---------- Extracted entries

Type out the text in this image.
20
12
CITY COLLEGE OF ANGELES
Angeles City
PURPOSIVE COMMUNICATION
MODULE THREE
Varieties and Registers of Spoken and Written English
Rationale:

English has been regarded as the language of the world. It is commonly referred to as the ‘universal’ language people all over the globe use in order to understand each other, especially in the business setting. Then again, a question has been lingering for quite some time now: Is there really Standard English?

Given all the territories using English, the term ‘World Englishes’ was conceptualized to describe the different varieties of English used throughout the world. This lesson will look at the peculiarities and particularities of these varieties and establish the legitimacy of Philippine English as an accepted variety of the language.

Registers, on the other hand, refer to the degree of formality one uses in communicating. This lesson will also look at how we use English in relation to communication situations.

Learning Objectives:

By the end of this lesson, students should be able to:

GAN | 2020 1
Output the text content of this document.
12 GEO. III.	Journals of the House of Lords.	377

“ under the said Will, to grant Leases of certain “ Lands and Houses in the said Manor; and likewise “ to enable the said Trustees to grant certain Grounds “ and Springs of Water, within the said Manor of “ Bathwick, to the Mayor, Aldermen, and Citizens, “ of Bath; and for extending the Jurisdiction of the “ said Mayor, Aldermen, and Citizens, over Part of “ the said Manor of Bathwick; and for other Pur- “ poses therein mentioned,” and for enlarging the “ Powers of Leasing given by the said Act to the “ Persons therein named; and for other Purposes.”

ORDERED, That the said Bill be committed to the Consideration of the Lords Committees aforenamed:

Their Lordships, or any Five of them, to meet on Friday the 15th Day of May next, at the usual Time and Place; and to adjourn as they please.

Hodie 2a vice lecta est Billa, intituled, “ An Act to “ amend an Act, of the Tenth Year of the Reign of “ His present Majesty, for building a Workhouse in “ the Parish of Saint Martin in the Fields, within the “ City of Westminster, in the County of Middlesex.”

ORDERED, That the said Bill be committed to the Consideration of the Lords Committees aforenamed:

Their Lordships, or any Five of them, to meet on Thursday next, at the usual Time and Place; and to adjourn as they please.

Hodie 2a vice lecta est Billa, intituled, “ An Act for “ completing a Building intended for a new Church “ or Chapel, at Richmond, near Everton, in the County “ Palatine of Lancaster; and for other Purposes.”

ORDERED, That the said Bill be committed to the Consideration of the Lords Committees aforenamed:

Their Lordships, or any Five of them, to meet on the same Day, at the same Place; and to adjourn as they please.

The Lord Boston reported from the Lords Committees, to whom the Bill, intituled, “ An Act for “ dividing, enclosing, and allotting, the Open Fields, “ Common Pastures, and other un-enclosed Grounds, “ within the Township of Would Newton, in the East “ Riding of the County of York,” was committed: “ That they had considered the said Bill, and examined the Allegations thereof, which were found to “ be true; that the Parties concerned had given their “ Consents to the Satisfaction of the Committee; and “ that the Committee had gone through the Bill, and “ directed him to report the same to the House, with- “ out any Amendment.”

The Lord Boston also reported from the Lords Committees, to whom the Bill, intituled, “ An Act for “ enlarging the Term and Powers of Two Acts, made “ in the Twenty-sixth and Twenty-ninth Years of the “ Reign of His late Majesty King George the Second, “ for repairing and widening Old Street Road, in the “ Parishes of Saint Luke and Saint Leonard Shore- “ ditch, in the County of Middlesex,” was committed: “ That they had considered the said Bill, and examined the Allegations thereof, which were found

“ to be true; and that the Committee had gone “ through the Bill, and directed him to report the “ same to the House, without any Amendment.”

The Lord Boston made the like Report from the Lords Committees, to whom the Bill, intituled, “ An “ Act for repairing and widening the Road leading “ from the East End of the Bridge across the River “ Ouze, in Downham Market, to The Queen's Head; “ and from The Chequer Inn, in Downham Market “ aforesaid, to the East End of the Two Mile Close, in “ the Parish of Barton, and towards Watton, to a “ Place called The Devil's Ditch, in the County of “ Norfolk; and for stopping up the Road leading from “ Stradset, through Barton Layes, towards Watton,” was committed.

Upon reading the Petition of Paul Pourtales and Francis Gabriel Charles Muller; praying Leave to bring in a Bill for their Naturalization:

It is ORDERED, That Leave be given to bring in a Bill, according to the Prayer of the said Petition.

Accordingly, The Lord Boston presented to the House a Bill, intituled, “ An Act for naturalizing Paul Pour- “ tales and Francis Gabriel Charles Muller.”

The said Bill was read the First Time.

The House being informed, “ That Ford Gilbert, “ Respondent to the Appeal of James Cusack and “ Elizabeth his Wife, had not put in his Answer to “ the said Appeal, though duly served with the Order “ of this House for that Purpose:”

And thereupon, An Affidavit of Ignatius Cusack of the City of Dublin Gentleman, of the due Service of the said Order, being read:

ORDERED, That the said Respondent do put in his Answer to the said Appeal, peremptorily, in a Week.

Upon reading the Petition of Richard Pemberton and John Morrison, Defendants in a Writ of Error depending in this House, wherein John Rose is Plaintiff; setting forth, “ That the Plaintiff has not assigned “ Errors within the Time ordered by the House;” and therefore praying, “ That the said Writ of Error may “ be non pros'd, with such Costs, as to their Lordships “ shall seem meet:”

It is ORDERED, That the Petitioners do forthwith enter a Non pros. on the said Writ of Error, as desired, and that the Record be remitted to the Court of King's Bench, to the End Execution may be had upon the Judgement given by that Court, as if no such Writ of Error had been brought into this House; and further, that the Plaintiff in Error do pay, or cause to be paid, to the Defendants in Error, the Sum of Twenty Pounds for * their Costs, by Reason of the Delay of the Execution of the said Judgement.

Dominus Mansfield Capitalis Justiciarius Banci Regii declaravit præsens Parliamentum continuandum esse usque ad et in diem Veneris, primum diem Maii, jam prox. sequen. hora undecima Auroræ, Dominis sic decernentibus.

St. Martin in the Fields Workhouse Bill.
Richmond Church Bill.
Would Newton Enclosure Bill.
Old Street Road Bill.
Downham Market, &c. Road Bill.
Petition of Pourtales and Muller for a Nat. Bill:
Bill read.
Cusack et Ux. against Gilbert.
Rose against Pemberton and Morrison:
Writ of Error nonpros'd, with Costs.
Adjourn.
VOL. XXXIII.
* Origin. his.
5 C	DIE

--------------------

[Problem details]
Retype the material in full. Each word must match.

[Task answer]
Type out the text in this image.
20
12
CITY COLLEGE OF ANGELES
Angeles City
PURPOSIVE COMMUNICATION
MODULE THREE
Varieties and Registers of Spoken and Written English
Rationale:

English has been regarded as the language of the world. It is commonly referred to as the ‘universal’ language people all over the globe use in order to understand each other, especially in the business setting. Then again, a question has been lingering for quite some time now: Is there really Standard English?

Given all the territories using English, the term ‘World Englishes’ was conceptualized to describe the different varieties of English used throughout the world. This lesson will look at the peculiarities and particularities of these varieties and establish the legitimacy of Philippine English as an accepted variety of the language.

Registers, on the other hand, refer to the degree of formality one uses in communicating. This lesson will also look at how we use English in relation to communication situations.

Learning Objectives:

By the end of this lesson, students should be able to:

GAN | 2020 1
Output the text content of this document.
12 GEO. III.	Journals of the House of Lords.	377

“ under the said Will, to grant Leases of certain “ Lands and Houses in the said Manor; and likewise “ to enable the said Trustees to grant certain Grounds “ and Springs of Water, within the said Manor of “ Bathwick, to the Mayor, Aldermen, and Citizens, “ of Bath; and for extending the Jurisdiction of the “ said Mayor, Aldermen, and Citizens, over Part of “ the said Manor of Bathwick; and for other Pur- “ poses therein mentioned,” and for enlarging the “ Powers of Leasing given by the said Act to the “ Persons therein named; and for other Purposes.”

ORDERED, That the said Bill be committed to the Consideration of the Lords Committees aforenamed:

Their Lordships, or any Five of them, to meet on Friday the 15th Day of May next, at the usual Time and Place; and to adjourn as they please.

Hodie 2a vice lecta est Billa, intituled, “ An Act to “ amend an Act, of the Tenth Year of the Reign of “ His present Majesty, for building a Workhouse in “ the Parish of Saint Martin in the Fields, within the “ City of Westminster, in the County of Middlesex.”

ORDERED, That the said Bill be committed to the Consideration of the Lords Committees aforenamed:

Their Lordships, or any Five of them, to meet on Thursday next, at the usual Time and Place; and to adjourn as they please.

Hodie 2a vice lecta est Billa, intituled, “ An Act for “ completing a Building intended for a new Church “ or Chapel, at Richmond, near Everton, in the County “ Palatine of Lancaster; and for other Purposes.”

ORDERED, That the said Bill be committed to the Consideration of the Lords Committees aforenamed:

Their Lordships, or any Five of them, to meet on the same Day, at the same Place; and to adjourn as they please.

The Lord Boston reported from the Lords Committees, to whom the Bill, intituled, “ An Act for “ dividing, enclosing, and allotting, the Open Fields, “ Common Pastures, and other un-enclosed Grounds, “ within the Township of Would Newton, in the East “ Riding of the County of York,” was committed: “ That they had considered the said Bill, and examined the Allegations thereof, which were found to “ be true; that the Parties concerned had given their “ Consents to the Satisfaction of the Committee; and “ that the Committee had gone through the Bill, and “ directed him to report the same to the House, with- “ out any Amendment.”

The Lord Boston also reported from the Lords Committees, to whom the Bill, intituled, “ An Act for “ enlarging the Term and Powers of Two Acts, made “ in the Twenty-sixth and Twenty-ninth Years of the “ Reign of His late Majesty King George the Second, “ for repairing and widening Old Street Road, in the “ Parishes of Saint Luke and Saint Leonard Shore- “ ditch, in the County of Middlesex,” was committed: “ That they had considered the said Bill, and examined the Allegations thereof, which were found

“ to be true; and that the Committee had gone “ through the Bill, and directed him to report the “ same to the House, without any Amendment.”

The Lord Boston made the like Report from the Lords Committees, to whom the Bill, intituled, “ An “ Act for repairing and widening the Road leading “ from the East End of the Bridge across the River “ Ouze, in Downham Market, to The Queen's Head; “ and from The Chequer Inn, in Downham Market “ aforesaid, to the East End of the Two Mile Close, in “ the Parish of Barton, and towards Watton, to a “ Place called The Devil's Ditch, in the County of “ Norfolk; and for stopping up the Road leading from “ Stradset, through Barton Layes, towards Watton,” was committed.

Upon reading the Petition of Paul Pourtales and Francis Gabriel Charles Muller; praying Leave to bring in a Bill for their Naturalization:

It is ORDERED, That Leave be given to bring in a Bill, according to the Prayer of the said Petition.

Accordingly, The Lord Boston presented to the House a Bill, intituled, “ An Act for naturalizing Paul Pour- “ tales and Francis Gabriel Charles Muller.”

The said Bill was read the First Time.

The House being informed, “ That Ford Gilbert, “ Respondent to the Appeal of James Cusack and “ Elizabeth his Wife, had not put in his Answer to “ the said Appeal, though duly served with the Order “ of this House for that Purpose:”

And thereupon, An Affidavit of Ignatius Cusack of the City of Dublin Gentleman, of the due Service of the said Order, being read:

ORDERED, That the said Respondent do put in his Answer to the said Appeal, peremptorily, in a Week.

Upon reading the Petition of Richard Pemberton and John Morrison, Defendants in a Writ of Error depending in this House, wherein John Rose is Plaintiff; setting forth, “ That the Plaintiff has not assigned “ Errors within the Time ordered by the House;” and therefore praying, “ That the said Writ of Error may “ be non pros'd, with such Costs, as to their Lordships “ shall seem meet:”

It is ORDERED, That the Petitioners do forthwith enter a Non pros. on the said Writ of Error, as desired, and that the Record be remitted to the Court of King's Bench, to the End Execution may be had upon the Judgement given by that Court, as if no such Writ of Error had been brought into this House; and further, that the Plaintiff in Error do pay, or cause to be paid, to the Defendants in Error, the Sum of Twenty Pounds for * their Costs, by Reason of the Delay of the Execution of the said Judgement.

Dominus Mansfield Capitalis Justiciarius Banci Regii declaravit præsens Parliamentum continuandum esse usque ad et in diem Veneris, primum diem Maii, jam prox. sequen. hora undecima Auroræ, Dominis sic decernentibus.

St. Martin in the Fields Workhouse Bill.
Richmond Church Bill.
Would Newton Enclosure Bill.
Old Street Road Bill.
Downham Market, &c. Road Bill.
Petition of Pourtales and Muller for a Nat. Bill:
Bill read.
Cusack et Ux. against Gilbert.
Rose against Pemberton and Morrison:
Writ of Error nonpros'd, with Costs.
Adjourn.
VOL. XXXIII.
* Origin. his.
5 C	DIE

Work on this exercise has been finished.